--- Begin RECORD LIST ---
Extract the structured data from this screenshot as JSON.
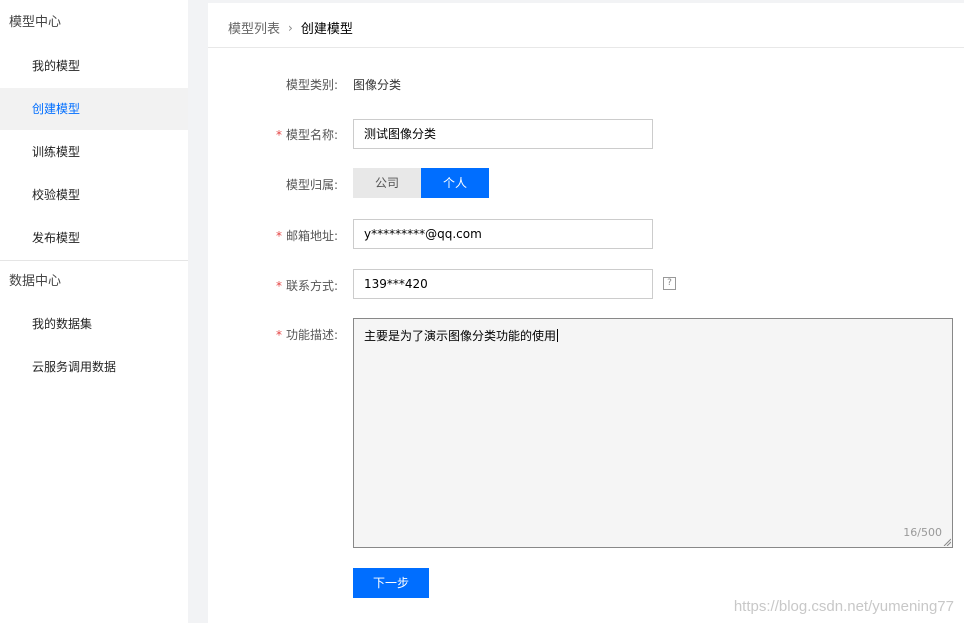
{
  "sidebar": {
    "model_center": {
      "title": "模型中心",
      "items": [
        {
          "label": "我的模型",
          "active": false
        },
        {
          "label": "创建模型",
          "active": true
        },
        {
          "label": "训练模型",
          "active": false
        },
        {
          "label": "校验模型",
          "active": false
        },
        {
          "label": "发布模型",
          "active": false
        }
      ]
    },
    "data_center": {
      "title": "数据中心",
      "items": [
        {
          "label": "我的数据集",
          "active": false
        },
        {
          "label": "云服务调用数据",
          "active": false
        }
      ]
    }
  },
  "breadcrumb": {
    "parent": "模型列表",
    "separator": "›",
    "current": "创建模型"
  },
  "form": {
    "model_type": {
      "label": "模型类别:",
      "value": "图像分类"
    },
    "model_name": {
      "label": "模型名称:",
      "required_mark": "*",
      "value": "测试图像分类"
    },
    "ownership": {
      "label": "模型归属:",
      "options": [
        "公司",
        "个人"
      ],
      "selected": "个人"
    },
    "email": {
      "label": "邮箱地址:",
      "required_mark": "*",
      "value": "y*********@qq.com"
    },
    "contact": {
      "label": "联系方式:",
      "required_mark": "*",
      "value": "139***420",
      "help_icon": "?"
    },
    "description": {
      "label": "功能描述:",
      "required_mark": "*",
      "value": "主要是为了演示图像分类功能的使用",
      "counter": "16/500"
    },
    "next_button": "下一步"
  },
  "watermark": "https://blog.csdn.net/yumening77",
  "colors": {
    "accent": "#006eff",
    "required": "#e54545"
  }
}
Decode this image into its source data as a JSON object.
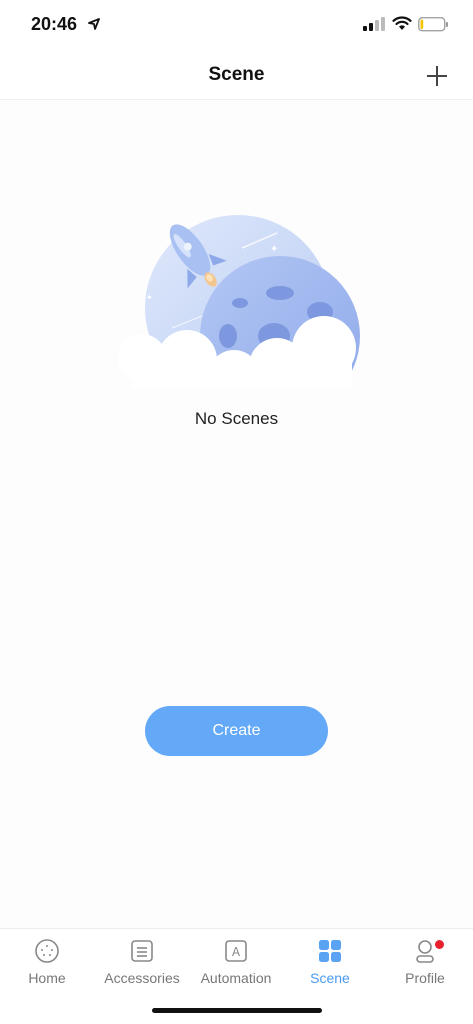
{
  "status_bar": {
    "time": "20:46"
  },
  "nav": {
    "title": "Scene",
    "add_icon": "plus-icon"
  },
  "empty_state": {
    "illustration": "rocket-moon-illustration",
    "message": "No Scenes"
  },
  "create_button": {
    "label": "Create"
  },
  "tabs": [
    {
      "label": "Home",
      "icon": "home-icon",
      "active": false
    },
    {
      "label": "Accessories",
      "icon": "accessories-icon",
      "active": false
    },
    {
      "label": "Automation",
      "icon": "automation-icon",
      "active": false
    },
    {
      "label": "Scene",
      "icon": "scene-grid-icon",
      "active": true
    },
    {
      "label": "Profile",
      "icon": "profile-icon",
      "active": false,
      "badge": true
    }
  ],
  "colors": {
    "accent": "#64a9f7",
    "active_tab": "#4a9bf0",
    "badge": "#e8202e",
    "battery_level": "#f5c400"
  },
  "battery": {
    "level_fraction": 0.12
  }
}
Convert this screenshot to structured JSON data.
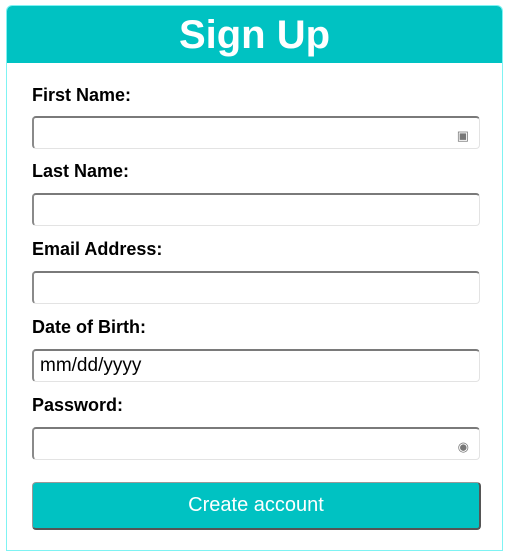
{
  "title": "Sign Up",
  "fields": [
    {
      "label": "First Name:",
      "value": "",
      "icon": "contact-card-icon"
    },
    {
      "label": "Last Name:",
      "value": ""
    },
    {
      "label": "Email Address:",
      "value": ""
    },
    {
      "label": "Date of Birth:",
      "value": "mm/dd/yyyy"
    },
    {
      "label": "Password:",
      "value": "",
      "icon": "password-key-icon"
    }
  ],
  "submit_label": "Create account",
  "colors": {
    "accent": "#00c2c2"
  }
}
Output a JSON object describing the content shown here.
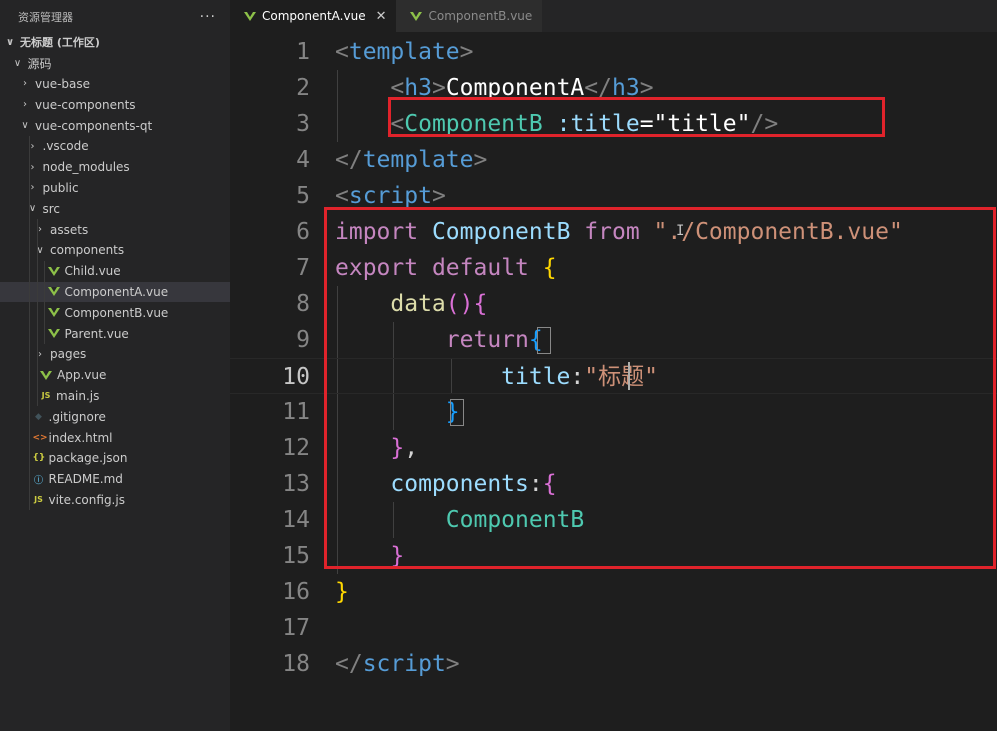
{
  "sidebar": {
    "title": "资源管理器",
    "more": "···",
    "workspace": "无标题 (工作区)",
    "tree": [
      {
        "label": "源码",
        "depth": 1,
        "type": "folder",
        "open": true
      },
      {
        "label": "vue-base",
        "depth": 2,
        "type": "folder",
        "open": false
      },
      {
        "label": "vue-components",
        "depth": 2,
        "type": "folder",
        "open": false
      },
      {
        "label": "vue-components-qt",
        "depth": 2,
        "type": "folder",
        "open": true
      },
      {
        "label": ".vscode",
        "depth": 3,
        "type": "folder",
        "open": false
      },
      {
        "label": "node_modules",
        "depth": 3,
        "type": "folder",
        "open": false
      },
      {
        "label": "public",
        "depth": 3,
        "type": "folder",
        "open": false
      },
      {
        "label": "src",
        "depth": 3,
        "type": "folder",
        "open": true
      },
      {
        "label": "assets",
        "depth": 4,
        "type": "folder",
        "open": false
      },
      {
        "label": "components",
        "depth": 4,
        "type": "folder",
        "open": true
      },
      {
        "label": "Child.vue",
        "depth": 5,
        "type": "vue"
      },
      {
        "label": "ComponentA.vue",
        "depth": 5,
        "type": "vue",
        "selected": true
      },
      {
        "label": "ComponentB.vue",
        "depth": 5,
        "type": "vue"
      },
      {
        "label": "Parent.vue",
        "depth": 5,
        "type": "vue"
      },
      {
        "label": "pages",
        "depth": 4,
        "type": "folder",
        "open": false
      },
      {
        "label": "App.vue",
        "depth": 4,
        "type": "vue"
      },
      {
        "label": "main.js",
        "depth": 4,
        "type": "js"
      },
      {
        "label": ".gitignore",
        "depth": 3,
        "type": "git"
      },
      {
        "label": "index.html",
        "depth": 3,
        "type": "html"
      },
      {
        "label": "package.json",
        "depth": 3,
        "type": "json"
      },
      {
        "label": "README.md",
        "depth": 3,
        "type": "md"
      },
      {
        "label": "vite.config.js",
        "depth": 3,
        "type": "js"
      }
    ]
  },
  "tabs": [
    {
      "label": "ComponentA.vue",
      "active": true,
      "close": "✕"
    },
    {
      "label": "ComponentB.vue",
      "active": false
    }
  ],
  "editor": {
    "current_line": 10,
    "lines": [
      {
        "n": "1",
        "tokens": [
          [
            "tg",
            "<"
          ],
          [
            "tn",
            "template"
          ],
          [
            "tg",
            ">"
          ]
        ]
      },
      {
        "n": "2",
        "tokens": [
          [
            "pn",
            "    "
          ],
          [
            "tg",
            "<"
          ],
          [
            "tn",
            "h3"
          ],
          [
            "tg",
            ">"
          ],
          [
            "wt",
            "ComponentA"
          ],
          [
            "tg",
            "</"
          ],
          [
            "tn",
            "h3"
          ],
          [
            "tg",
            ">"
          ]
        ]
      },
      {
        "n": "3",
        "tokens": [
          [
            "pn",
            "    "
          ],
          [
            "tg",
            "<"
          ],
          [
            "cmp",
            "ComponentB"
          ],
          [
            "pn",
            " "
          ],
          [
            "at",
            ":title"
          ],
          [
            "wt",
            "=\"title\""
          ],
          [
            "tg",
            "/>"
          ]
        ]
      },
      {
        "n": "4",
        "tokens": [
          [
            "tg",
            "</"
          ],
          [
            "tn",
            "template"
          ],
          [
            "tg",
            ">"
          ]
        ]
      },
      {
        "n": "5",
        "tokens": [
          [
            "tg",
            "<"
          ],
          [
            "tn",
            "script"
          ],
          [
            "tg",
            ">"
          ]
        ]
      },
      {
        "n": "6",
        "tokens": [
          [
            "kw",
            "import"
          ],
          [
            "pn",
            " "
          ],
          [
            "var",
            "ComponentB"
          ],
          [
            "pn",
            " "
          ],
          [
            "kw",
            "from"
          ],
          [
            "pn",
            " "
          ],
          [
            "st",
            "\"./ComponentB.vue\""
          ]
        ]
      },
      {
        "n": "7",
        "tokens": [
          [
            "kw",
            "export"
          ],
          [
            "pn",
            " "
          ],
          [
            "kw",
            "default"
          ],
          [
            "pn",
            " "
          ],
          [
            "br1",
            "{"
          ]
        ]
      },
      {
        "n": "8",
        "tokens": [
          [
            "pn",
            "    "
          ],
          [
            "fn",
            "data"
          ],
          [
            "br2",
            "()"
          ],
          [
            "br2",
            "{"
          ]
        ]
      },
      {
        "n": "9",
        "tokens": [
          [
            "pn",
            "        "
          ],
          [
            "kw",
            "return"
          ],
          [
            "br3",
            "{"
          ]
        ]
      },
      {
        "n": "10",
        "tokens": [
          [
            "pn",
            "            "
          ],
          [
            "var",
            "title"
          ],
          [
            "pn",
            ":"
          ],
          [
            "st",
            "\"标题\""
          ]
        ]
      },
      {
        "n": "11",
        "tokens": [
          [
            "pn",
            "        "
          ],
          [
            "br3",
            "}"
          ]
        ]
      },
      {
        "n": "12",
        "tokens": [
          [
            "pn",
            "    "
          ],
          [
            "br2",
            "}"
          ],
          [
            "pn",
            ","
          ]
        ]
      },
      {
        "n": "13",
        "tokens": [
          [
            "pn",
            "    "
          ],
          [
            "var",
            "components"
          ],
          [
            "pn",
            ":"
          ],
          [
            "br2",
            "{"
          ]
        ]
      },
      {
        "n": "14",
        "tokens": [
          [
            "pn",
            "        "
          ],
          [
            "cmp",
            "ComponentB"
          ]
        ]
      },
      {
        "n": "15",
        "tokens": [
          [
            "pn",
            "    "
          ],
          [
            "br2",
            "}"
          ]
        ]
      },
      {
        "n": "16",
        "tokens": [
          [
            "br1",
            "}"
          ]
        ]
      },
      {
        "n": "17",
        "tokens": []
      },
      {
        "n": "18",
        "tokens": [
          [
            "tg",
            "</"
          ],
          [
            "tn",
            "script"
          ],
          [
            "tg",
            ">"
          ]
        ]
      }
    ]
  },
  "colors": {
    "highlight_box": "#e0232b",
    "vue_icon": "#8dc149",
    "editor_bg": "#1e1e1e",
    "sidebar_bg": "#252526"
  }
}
--- End RECORD LIST ---
> TO BE DONE: Lines that hold "accent" are the ones to copy; find all of them.

> ANSWER BELOW:
    "accent": "#006eff",
    "accent": "#64a9f7",
    "accent": "#00c2c2"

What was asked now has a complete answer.